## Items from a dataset
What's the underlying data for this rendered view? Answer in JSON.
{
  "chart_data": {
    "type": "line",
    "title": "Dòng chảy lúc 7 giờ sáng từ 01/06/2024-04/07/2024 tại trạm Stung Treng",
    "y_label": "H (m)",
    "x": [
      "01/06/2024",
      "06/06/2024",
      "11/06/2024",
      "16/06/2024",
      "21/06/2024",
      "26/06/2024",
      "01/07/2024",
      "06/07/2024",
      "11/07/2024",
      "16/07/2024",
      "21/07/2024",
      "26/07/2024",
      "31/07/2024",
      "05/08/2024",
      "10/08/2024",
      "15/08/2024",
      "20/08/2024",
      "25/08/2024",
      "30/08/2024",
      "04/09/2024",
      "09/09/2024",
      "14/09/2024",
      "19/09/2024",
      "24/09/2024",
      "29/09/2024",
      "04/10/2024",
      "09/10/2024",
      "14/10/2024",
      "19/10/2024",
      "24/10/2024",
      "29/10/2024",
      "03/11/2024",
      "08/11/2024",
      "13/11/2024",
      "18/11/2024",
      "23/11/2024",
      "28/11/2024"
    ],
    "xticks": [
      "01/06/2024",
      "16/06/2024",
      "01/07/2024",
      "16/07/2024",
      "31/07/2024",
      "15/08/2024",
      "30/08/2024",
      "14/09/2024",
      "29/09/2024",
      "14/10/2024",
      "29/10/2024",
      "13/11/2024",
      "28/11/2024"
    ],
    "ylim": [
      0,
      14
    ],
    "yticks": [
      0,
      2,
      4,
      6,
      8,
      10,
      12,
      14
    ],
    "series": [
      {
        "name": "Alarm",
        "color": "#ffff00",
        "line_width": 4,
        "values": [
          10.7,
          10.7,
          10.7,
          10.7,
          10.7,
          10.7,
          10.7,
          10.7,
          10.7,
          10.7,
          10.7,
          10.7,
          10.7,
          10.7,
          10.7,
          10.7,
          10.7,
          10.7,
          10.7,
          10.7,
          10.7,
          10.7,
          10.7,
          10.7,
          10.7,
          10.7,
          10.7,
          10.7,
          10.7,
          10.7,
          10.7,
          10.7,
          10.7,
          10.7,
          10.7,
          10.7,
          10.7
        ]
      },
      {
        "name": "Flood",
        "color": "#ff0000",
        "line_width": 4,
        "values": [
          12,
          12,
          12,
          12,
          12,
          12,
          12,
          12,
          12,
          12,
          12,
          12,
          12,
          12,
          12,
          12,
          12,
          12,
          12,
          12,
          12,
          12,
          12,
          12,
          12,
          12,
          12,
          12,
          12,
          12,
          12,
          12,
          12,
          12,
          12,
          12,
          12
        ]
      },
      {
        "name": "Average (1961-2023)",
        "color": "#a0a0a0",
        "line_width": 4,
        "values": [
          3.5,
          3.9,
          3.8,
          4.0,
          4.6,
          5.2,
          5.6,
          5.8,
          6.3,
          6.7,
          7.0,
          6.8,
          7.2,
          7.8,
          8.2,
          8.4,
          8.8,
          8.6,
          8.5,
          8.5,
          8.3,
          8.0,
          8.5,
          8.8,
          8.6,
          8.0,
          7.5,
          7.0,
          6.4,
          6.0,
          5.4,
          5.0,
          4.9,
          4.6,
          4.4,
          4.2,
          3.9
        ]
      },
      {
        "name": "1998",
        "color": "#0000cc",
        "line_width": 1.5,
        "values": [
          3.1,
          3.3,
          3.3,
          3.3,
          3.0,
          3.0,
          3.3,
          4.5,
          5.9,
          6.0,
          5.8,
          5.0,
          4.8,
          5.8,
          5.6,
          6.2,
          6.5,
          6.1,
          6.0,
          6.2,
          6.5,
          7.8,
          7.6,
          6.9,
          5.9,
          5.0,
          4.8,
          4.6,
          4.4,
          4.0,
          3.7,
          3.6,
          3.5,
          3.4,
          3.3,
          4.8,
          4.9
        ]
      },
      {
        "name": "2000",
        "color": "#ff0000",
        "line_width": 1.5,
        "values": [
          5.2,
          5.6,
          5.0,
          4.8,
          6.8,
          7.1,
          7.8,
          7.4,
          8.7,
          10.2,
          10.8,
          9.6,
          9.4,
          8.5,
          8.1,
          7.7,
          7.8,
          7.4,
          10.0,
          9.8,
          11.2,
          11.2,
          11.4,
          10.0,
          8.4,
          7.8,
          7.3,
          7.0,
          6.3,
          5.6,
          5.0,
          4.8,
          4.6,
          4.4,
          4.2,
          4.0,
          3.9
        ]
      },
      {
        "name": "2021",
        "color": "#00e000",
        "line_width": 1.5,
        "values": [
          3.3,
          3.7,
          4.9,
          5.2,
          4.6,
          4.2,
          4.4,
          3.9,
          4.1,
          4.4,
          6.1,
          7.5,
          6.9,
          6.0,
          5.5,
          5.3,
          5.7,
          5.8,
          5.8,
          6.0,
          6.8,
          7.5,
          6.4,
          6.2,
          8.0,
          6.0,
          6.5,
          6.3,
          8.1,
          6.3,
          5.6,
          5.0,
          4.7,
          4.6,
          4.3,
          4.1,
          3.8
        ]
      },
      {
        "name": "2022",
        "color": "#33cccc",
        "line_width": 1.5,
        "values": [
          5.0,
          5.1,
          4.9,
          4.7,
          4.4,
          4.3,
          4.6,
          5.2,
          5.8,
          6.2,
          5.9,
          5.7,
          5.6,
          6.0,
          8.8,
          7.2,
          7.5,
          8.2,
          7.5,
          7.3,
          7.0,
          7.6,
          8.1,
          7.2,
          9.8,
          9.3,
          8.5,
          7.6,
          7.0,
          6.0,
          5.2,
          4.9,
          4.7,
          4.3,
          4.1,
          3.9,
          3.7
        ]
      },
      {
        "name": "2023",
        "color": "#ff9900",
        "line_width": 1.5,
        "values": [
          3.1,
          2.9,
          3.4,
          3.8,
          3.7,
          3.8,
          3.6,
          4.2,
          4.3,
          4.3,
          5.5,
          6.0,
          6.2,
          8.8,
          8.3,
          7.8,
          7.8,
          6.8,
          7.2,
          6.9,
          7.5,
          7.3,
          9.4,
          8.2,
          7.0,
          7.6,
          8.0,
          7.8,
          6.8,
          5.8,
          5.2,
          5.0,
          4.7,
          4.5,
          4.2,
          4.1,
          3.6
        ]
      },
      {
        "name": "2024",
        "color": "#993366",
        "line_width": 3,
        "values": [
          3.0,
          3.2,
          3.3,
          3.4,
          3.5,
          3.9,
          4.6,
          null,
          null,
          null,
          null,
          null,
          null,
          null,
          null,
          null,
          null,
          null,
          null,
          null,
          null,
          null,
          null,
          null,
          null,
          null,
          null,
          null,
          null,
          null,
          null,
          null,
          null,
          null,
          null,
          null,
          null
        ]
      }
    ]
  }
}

## Exercise objective
Gather and copy every line of the data in which the string "name" is found.

## Exercise result
        "name": "Alarm",
        "name": "Flood",
        "name": "Average (1961-2023)",
        "name": "1998",
        "name": "2000",
        "name": "2021",
        "name": "2022",
        "name": "2023",
        "name": "2024",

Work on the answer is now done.